[start of MATERIAL FOR THE TASK]

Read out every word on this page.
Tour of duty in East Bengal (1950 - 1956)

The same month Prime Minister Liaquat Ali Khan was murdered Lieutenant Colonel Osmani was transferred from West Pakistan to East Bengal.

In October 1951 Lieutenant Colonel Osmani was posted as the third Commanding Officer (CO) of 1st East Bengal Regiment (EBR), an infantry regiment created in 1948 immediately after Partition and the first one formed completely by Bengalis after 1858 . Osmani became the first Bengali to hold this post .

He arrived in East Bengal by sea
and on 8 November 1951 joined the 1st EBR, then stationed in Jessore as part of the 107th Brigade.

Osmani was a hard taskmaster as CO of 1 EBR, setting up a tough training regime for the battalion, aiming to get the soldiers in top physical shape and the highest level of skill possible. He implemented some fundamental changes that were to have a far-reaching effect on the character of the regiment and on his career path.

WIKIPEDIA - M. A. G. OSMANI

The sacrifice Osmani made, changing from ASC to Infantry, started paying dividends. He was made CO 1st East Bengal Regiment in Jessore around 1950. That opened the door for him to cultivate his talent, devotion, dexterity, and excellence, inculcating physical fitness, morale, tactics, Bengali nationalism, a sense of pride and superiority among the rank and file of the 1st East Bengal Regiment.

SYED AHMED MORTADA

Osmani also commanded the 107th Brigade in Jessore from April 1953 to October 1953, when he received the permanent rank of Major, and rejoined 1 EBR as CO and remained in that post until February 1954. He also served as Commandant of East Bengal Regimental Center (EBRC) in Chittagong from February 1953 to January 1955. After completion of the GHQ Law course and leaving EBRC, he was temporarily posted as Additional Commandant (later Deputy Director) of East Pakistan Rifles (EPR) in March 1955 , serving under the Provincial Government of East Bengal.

[end of MATERIAL FOR THE TASK]
[start of MATERIAL FOR THE TASK]

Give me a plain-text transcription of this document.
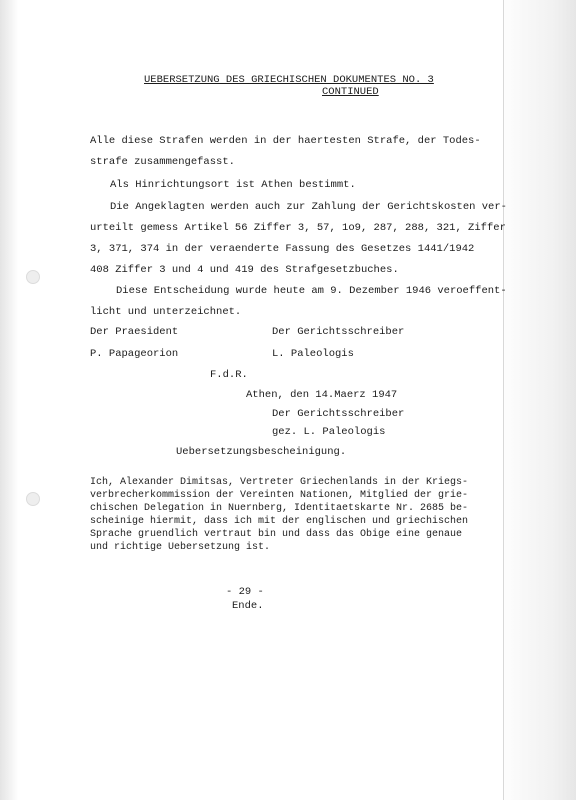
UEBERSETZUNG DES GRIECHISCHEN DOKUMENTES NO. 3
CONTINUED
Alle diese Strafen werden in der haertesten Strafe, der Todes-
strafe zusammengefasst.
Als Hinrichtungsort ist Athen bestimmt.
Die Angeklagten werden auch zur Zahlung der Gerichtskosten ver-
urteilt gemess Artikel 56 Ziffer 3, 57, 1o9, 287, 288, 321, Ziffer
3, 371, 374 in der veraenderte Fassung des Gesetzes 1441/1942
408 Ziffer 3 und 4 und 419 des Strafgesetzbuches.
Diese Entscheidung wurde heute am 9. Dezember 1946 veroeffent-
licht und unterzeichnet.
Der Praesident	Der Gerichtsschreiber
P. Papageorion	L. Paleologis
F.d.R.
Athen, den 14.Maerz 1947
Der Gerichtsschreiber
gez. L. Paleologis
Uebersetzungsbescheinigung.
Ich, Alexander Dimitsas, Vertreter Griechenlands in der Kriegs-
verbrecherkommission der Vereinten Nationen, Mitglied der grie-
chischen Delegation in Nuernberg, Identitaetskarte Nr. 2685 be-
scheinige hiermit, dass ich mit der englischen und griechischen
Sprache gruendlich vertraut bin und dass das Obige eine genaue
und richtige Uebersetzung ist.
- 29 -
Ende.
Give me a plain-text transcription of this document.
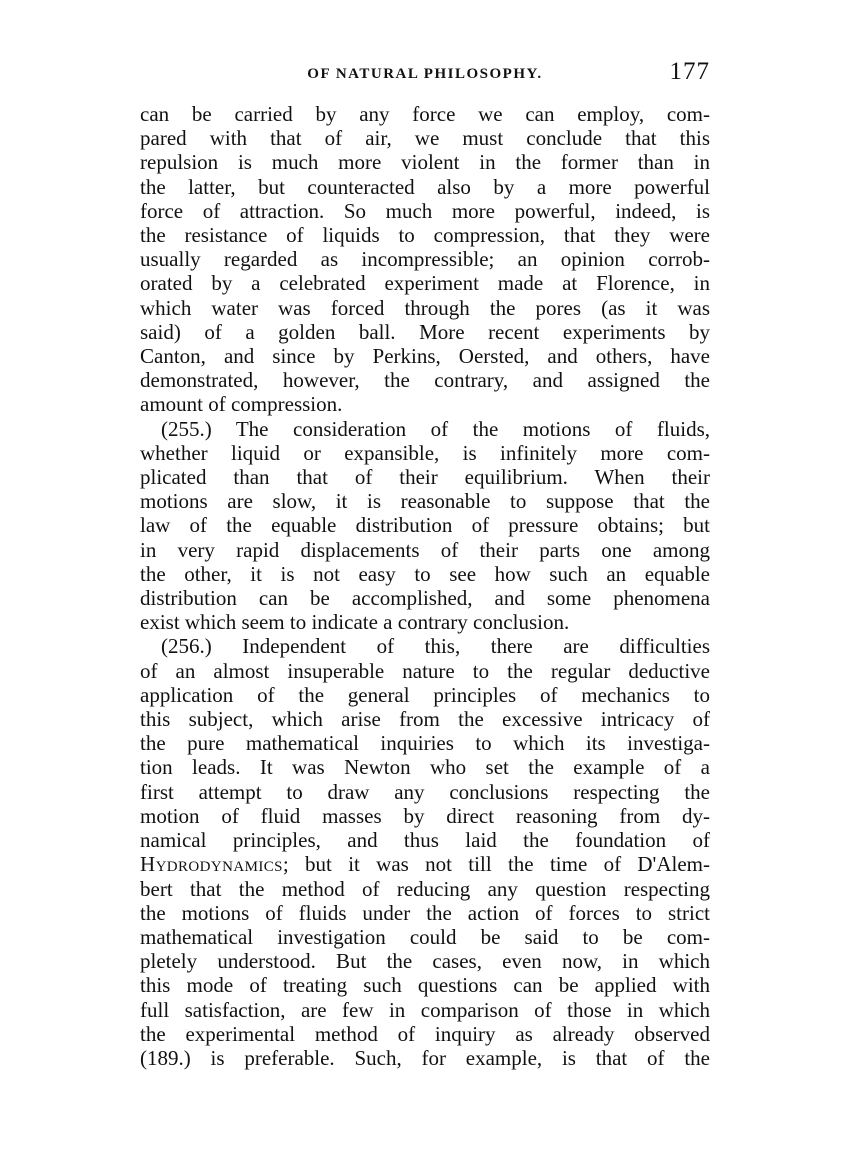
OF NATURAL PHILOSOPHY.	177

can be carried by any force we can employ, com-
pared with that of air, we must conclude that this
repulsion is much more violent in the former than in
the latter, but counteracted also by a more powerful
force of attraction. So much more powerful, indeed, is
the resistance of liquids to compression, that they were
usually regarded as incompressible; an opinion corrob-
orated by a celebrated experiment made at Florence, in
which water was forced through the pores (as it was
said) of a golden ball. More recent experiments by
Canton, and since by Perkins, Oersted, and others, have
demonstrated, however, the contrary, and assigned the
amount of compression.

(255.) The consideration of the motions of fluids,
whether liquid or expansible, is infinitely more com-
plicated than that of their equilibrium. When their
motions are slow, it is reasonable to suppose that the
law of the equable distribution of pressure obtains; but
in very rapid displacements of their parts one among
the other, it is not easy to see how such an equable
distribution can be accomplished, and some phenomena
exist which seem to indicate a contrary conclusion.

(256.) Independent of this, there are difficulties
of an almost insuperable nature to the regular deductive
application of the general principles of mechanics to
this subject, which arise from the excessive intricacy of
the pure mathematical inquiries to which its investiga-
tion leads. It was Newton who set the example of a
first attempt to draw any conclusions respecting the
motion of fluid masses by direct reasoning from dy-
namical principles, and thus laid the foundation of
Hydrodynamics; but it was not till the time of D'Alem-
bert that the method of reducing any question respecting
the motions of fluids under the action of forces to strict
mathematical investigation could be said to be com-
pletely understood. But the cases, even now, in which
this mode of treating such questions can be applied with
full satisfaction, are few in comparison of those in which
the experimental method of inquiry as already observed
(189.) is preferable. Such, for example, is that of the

[end of MATERIAL FOR THE TASK]
[start of MATERIAL FOR THE TASK]

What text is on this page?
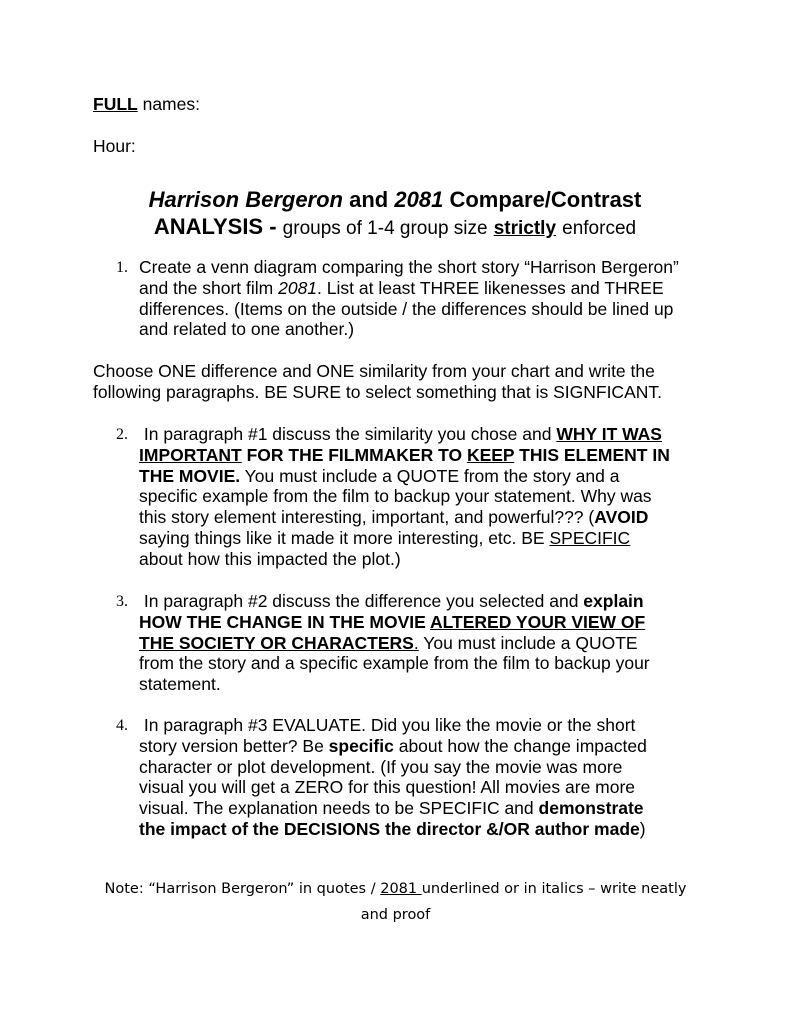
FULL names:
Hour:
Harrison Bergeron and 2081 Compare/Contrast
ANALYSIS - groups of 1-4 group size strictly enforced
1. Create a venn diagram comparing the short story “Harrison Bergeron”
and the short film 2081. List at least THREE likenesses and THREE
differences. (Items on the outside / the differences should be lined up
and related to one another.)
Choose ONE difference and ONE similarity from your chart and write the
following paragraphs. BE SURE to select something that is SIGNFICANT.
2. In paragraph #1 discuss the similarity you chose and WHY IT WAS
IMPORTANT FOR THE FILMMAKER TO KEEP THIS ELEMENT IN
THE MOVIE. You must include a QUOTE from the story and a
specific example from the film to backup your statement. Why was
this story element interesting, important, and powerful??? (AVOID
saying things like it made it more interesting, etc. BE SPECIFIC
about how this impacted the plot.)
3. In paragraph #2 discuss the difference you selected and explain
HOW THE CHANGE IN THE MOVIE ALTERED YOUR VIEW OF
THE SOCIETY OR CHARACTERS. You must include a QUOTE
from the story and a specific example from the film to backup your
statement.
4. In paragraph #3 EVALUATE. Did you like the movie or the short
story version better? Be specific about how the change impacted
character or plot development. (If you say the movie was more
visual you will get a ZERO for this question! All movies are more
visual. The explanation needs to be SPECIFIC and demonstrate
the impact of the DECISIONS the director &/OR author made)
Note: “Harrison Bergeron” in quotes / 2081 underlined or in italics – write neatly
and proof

[end of MATERIAL FOR THE TASK]

# WHAT THE TASK ASKS:
Using the material above, gather every line that includes "motions".

# THE ANSWER:
(255.) The consideration of the motions of fluids,
motions are slow, it is reasonable to suppose that the
the motions of fluids under the action of forces to strict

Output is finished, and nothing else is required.